▸ **WHAT IS NEEDED**
Return every line of the material exactly.

▸ **SOURCE DATA**
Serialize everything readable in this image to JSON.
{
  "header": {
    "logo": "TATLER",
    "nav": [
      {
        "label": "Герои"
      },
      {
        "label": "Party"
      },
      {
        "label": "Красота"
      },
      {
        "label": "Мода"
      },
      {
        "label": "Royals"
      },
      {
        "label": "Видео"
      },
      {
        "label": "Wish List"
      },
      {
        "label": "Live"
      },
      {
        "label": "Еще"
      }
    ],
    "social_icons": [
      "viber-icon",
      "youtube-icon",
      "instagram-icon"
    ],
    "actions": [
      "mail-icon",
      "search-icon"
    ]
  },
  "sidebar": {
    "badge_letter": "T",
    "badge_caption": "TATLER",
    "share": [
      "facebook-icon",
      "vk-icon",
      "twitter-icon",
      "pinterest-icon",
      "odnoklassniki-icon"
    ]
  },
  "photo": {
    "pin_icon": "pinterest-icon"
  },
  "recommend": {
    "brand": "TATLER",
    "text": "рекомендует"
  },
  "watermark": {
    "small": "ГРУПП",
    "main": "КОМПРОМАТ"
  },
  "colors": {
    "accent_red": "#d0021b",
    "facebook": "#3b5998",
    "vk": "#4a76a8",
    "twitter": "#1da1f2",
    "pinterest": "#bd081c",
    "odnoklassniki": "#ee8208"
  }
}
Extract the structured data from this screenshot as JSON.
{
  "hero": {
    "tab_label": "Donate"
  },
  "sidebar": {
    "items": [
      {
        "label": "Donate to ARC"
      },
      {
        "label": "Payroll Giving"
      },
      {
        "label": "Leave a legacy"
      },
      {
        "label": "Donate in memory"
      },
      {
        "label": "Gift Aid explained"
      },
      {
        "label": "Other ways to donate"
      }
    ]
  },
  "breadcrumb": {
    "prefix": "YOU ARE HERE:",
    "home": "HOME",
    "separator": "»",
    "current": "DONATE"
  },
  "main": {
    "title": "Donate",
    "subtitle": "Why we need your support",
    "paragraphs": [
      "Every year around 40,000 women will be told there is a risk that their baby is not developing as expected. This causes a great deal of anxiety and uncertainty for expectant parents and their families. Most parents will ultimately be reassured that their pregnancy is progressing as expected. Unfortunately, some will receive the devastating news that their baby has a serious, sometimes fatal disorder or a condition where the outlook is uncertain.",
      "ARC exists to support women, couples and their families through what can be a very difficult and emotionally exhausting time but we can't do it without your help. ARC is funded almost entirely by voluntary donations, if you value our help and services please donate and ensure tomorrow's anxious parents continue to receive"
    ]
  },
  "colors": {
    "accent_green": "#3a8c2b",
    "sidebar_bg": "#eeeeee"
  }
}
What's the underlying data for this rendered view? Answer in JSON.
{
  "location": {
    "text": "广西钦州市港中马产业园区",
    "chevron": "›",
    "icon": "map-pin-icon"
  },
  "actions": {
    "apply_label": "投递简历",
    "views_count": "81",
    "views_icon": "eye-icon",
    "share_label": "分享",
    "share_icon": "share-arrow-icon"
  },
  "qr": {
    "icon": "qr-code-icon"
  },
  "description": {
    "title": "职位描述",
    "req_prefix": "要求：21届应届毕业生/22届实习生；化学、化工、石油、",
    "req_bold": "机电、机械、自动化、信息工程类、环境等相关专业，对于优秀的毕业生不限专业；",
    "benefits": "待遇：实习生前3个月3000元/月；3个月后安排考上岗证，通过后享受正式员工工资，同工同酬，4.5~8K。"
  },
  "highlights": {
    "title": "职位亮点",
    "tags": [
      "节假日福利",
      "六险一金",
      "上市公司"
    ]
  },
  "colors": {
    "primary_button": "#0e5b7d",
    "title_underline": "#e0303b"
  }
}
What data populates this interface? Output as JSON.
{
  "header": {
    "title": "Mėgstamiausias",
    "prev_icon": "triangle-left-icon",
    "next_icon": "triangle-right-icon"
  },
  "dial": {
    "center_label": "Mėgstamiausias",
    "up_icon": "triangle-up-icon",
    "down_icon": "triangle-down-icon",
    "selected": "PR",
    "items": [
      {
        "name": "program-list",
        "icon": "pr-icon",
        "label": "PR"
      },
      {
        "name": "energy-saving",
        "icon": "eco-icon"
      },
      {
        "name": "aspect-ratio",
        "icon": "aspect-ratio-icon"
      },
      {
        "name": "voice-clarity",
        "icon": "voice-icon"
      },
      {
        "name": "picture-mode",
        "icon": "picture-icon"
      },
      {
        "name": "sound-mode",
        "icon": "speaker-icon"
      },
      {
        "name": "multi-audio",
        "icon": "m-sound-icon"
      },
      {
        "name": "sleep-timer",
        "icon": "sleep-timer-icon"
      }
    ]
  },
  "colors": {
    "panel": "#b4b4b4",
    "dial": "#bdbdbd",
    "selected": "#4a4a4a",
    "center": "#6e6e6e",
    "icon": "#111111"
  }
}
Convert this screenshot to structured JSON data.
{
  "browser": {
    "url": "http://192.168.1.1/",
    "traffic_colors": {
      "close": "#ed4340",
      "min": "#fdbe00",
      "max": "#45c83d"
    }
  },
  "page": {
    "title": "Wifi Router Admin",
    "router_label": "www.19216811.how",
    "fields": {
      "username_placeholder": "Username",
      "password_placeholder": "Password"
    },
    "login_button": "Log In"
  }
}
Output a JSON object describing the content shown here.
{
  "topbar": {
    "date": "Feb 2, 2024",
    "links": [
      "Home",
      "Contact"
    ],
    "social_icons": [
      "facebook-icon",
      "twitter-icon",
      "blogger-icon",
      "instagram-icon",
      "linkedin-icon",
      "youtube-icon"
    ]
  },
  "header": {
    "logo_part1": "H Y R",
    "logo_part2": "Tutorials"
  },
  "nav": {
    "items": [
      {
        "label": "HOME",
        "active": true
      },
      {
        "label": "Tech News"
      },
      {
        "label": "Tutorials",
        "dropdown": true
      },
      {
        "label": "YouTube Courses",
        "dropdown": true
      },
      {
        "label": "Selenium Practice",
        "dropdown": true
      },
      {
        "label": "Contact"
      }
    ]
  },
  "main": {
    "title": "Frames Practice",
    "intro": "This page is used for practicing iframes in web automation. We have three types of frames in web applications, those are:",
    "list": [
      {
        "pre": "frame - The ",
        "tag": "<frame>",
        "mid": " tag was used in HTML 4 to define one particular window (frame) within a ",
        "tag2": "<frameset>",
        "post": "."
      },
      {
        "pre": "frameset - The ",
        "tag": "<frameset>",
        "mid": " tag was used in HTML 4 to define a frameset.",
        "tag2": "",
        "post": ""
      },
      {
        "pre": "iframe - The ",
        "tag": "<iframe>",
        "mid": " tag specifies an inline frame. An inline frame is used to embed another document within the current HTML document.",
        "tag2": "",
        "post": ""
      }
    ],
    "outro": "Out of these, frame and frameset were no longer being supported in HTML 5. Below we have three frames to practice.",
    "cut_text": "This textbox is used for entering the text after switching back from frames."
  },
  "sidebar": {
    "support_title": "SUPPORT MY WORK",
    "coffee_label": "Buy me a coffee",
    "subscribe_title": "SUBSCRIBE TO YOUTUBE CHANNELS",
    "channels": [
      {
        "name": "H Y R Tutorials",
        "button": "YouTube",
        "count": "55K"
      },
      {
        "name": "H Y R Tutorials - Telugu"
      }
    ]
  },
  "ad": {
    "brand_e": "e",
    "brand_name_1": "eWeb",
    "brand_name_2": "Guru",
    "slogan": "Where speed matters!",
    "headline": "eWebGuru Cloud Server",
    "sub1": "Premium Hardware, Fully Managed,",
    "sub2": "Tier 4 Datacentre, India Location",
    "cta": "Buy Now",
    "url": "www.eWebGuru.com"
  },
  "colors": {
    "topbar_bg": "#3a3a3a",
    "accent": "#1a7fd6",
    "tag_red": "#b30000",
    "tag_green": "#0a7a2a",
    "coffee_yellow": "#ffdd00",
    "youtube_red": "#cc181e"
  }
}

▸ **SOLUTION TO THIS EXERCISE**
Serialize everything readable in this image to JSON.
{
  "header": {
    "logo": "TATLER",
    "nav": [
      {
        "label": "Герои"
      },
      {
        "label": "Party"
      },
      {
        "label": "Красота"
      },
      {
        "label": "Мода"
      },
      {
        "label": "Royals"
      },
      {
        "label": "Видео"
      },
      {
        "label": "Wish List"
      },
      {
        "label": "Live"
      },
      {
        "label": "Еще"
      }
    ],
    "social_icons": [
      "viber-icon",
      "youtube-icon",
      "instagram-icon"
    ],
    "actions": [
      "mail-icon",
      "search-icon"
    ]
  },
  "sidebar": {
    "badge_letter": "T",
    "badge_caption": "TATLER",
    "share": [
      "facebook-icon",
      "vk-icon",
      "twitter-icon",
      "pinterest-icon",
      "odnoklassniki-icon"
    ]
  },
  "photo": {
    "pin_icon": "pinterest-icon"
  },
  "recommend": {
    "brand": "TATLER",
    "text": "рекомендует"
  },
  "watermark": {
    "small": "ГРУПП",
    "main": "КОМПРОМАТ"
  },
  "colors": {
    "accent_red": "#d0021b",
    "facebook": "#3b5998",
    "vk": "#4a76a8",
    "twitter": "#1da1f2",
    "pinterest": "#bd081c",
    "odnoklassniki": "#ee8208"
  }
}
Extract the structured data from this screenshot as JSON.
{
  "hero": {
    "tab_label": "Donate"
  },
  "sidebar": {
    "items": [
      {
        "label": "Donate to ARC"
      },
      {
        "label": "Payroll Giving"
      },
      {
        "label": "Leave a legacy"
      },
      {
        "label": "Donate in memory"
      },
      {
        "label": "Gift Aid explained"
      },
      {
        "label": "Other ways to donate"
      }
    ]
  },
  "breadcrumb": {
    "prefix": "YOU ARE HERE:",
    "home": "HOME",
    "separator": "»",
    "current": "DONATE"
  },
  "main": {
    "title": "Donate",
    "subtitle": "Why we need your support",
    "paragraphs": [
      "Every year around 40,000 women will be told there is a risk that their baby is not developing as expected. This causes a great deal of anxiety and uncertainty for expectant parents and their families. Most parents will ultimately be reassured that their pregnancy is progressing as expected. Unfortunately, some will receive the devastating news that their baby has a serious, sometimes fatal disorder or a condition where the outlook is uncertain.",
      "ARC exists to support women, couples and their families through what can be a very difficult and emotionally exhausting time but we can't do it without your help. ARC is funded almost entirely by voluntary donations, if you value our help and services please donate and ensure tomorrow's anxious parents continue to receive"
    ]
  },
  "colors": {
    "accent_green": "#3a8c2b",
    "sidebar_bg": "#eeeeee"
  }
}
What's the underlying data for this rendered view? Answer in JSON.
{
  "location": {
    "text": "广西钦州市港中马产业园区",
    "chevron": "›",
    "icon": "map-pin-icon"
  },
  "actions": {
    "apply_label": "投递简历",
    "views_count": "81",
    "views_icon": "eye-icon",
    "share_label": "分享",
    "share_icon": "share-arrow-icon"
  },
  "qr": {
    "icon": "qr-code-icon"
  },
  "description": {
    "title": "职位描述",
    "req_prefix": "要求：21届应届毕业生/22届实习生；化学、化工、石油、",
    "req_bold": "机电、机械、自动化、信息工程类、环境等相关专业，对于优秀的毕业生不限专业；",
    "benefits": "待遇：实习生前3个月3000元/月；3个月后安排考上岗证，通过后享受正式员工工资，同工同酬，4.5~8K。"
  },
  "highlights": {
    "title": "职位亮点",
    "tags": [
      "节假日福利",
      "六险一金",
      "上市公司"
    ]
  },
  "colors": {
    "primary_button": "#0e5b7d",
    "title_underline": "#e0303b"
  }
}
What data populates this interface? Output as JSON.
{
  "header": {
    "title": "Mėgstamiausias",
    "prev_icon": "triangle-left-icon",
    "next_icon": "triangle-right-icon"
  },
  "dial": {
    "center_label": "Mėgstamiausias",
    "up_icon": "triangle-up-icon",
    "down_icon": "triangle-down-icon",
    "selected": "PR",
    "items": [
      {
        "name": "program-list",
        "icon": "pr-icon",
        "label": "PR"
      },
      {
        "name": "energy-saving",
        "icon": "eco-icon"
      },
      {
        "name": "aspect-ratio",
        "icon": "aspect-ratio-icon"
      },
      {
        "name": "voice-clarity",
        "icon": "voice-icon"
      },
      {
        "name": "picture-mode",
        "icon": "picture-icon"
      },
      {
        "name": "sound-mode",
        "icon": "speaker-icon"
      },
      {
        "name": "multi-audio",
        "icon": "m-sound-icon"
      },
      {
        "name": "sleep-timer",
        "icon": "sleep-timer-icon"
      }
    ]
  },
  "colors": {
    "panel": "#b4b4b4",
    "dial": "#bdbdbd",
    "selected": "#4a4a4a",
    "center": "#6e6e6e",
    "icon": "#111111"
  }
}
Convert this screenshot to structured JSON data.
{
  "browser": {
    "url": "http://192.168.1.1/",
    "traffic_colors": {
      "close": "#ed4340",
      "min": "#fdbe00",
      "max": "#45c83d"
    }
  },
  "page": {
    "title": "Wifi Router Admin",
    "router_label": "www.19216811.how",
    "fields": {
      "username_placeholder": "Username",
      "password_placeholder": "Password"
    },
    "login_button": "Log In"
  }
}
Output a JSON object describing the content shown here.
{
  "topbar": {
    "date": "Feb 2, 2024",
    "links": [
      "Home",
      "Contact"
    ],
    "social_icons": [
      "facebook-icon",
      "twitter-icon",
      "blogger-icon",
      "instagram-icon",
      "linkedin-icon",
      "youtube-icon"
    ]
  },
  "header": {
    "logo_part1": "H Y R",
    "logo_part2": "Tutorials"
  },
  "nav": {
    "items": [
      {
        "label": "HOME",
        "active": true
      },
      {
        "label": "Tech News"
      },
      {
        "label": "Tutorials",
        "dropdown": true
      },
      {
        "label": "YouTube Courses",
        "dropdown": true
      },
      {
        "label": "Selenium Practice",
        "dropdown": true
      },
      {
        "label": "Contact"
      }
    ]
  },
  "main": {
    "title": "Frames Practice",
    "intro": "This page is used for practicing iframes in web automation. We have three types of frames in web applications, those are:",
    "list": [
      {
        "pre": "frame - The ",
        "tag": "<frame>",
        "mid": " tag was used in HTML 4 to define one particular window (frame) within a ",
        "tag2": "<frameset>",
        "post": "."
      },
      {
        "pre": "frameset - The ",
        "tag": "<frameset>",
        "mid": " tag was used in HTML 4 to define a frameset.",
        "tag2": "",
        "post": ""
      },
      {
        "pre": "iframe - The ",
        "tag": "<iframe>",
        "mid": " tag specifies an inline frame. An inline frame is used to embed another document within the current HTML document.",
        "tag2": "",
        "post": ""
      }
    ],
    "outro": "Out of these, frame and frameset were no longer being supported in HTML 5. Below we have three frames to practice.",
    "cut_text": "This textbox is used for entering the text after switching back from frames."
  },
  "sidebar": {
    "support_title": "SUPPORT MY WORK",
    "coffee_label": "Buy me a coffee",
    "subscribe_title": "SUBSCRIBE TO YOUTUBE CHANNELS",
    "channels": [
      {
        "name": "H Y R Tutorials",
        "button": "YouTube",
        "count": "55K"
      },
      {
        "name": "H Y R Tutorials - Telugu"
      }
    ]
  },
  "ad": {
    "brand_e": "e",
    "brand_name_1": "eWeb",
    "brand_name_2": "Guru",
    "slogan": "Where speed matters!",
    "headline": "eWebGuru Cloud Server",
    "sub1": "Premium Hardware, Fully Managed,",
    "sub2": "Tier 4 Datacentre, India Location",
    "cta": "Buy Now",
    "url": "www.eWebGuru.com"
  },
  "colors": {
    "topbar_bg": "#3a3a3a",
    "accent": "#1a7fd6",
    "tag_red": "#b30000",
    "tag_green": "#0a7a2a",
    "coffee_yellow": "#ffdd00",
    "youtube_red": "#cc181e"
  }
}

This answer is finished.